(Lines of data)
▶

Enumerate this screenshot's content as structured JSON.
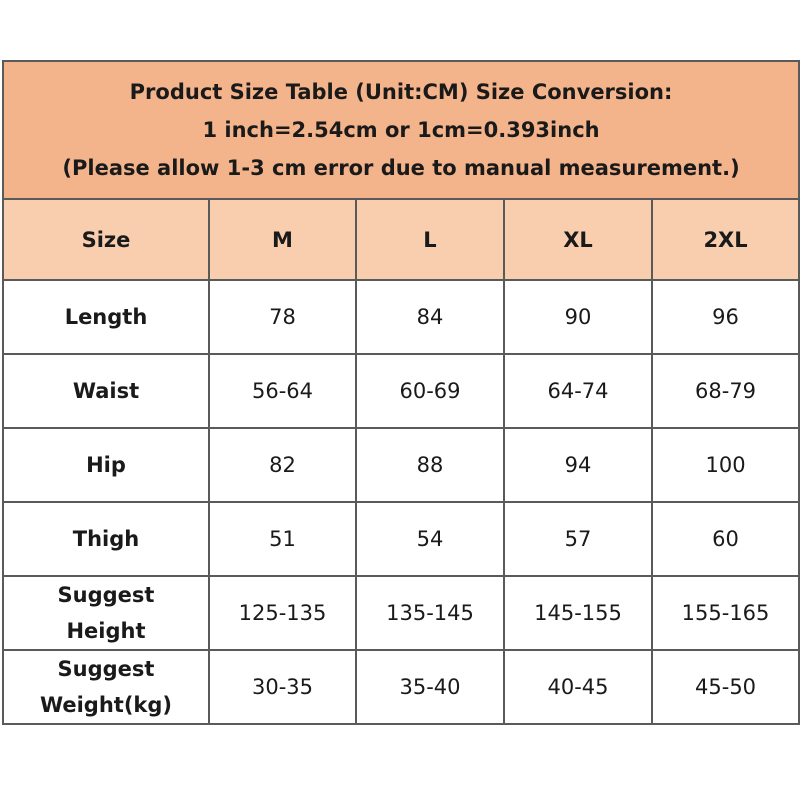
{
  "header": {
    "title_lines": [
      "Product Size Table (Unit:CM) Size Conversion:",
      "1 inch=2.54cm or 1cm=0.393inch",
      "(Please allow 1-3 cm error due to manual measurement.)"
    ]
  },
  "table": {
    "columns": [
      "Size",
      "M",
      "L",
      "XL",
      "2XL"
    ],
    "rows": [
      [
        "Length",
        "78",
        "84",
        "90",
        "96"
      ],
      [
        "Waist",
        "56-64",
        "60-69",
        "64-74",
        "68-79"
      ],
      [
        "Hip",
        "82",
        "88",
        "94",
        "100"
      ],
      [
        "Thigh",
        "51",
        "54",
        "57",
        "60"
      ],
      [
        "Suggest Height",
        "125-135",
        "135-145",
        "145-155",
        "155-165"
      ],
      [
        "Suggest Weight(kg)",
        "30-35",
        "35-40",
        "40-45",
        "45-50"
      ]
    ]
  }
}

◀

EXERCISE OBJECTIVE
Reproduce each entry precisely, dropping only the pictures.

REPLY
Enumerate this screenshot's content as structured JSON.
{
  "header": {
    "title_lines": [
      "Product Size Table (Unit:CM) Size Conversion:",
      "1 inch=2.54cm or 1cm=0.393inch",
      "(Please allow 1-3 cm error due to manual measurement.)"
    ]
  },
  "table": {
    "columns": [
      "Size",
      "M",
      "L",
      "XL",
      "2XL"
    ],
    "rows": [
      [
        "Length",
        "78",
        "84",
        "90",
        "96"
      ],
      [
        "Waist",
        "56-64",
        "60-69",
        "64-74",
        "68-79"
      ],
      [
        "Hip",
        "82",
        "88",
        "94",
        "100"
      ],
      [
        "Thigh",
        "51",
        "54",
        "57",
        "60"
      ],
      [
        "Suggest Height",
        "125-135",
        "135-145",
        "145-155",
        "155-165"
      ],
      [
        "Suggest Weight(kg)",
        "30-35",
        "35-40",
        "40-45",
        "45-50"
      ]
    ]
  }
}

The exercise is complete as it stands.